#### Direction:
Extract each line in the material below that contains the string "ADOSC".

#### Available records:

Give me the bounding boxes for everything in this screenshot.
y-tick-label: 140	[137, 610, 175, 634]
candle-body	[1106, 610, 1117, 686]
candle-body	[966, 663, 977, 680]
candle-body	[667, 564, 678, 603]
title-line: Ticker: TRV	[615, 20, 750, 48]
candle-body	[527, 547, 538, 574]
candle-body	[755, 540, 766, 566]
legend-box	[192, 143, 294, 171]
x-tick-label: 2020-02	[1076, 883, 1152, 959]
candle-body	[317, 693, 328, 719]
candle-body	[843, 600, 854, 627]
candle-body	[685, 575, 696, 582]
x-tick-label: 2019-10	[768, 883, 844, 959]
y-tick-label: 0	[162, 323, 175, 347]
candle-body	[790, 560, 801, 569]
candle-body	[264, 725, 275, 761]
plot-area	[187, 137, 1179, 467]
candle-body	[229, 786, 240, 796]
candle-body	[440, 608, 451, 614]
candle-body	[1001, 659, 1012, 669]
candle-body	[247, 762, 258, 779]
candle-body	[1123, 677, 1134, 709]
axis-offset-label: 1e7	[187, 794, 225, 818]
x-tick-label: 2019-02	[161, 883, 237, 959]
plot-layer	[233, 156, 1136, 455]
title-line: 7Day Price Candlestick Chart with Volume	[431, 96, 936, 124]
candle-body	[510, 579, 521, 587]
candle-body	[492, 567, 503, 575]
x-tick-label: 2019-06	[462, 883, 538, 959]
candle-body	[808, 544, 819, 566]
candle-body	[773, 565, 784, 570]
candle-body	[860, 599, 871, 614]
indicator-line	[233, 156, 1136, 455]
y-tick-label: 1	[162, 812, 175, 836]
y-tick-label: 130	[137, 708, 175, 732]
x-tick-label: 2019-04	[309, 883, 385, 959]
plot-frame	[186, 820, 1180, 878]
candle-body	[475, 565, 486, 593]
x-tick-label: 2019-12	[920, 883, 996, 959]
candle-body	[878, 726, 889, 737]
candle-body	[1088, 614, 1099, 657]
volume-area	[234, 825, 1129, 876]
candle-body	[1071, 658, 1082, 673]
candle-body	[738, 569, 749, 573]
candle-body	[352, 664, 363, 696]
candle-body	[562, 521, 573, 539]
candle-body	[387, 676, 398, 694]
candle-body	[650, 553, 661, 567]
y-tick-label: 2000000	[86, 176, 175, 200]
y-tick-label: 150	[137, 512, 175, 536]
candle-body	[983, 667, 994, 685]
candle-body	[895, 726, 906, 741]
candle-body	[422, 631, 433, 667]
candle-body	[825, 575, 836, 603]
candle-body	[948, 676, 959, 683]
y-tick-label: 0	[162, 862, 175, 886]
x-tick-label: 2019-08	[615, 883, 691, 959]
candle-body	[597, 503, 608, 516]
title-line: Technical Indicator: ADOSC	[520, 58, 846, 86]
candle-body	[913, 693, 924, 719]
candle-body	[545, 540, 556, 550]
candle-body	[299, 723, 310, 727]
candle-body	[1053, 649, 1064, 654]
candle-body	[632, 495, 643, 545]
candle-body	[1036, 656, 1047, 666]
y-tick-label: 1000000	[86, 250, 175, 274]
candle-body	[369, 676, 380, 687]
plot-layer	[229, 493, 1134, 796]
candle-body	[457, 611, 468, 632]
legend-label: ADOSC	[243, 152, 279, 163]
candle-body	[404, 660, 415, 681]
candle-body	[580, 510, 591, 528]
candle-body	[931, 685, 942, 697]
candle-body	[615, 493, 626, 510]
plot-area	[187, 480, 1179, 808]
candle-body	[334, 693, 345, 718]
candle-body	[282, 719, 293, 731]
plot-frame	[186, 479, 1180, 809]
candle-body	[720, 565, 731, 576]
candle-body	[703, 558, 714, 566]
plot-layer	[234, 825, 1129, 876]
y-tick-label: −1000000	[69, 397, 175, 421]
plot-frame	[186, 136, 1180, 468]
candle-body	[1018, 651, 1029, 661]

#### Answer:
title-line: Technical Indicator: ADOSC	[520, 58, 846, 86]
legend-label: ADOSC	[243, 152, 279, 163]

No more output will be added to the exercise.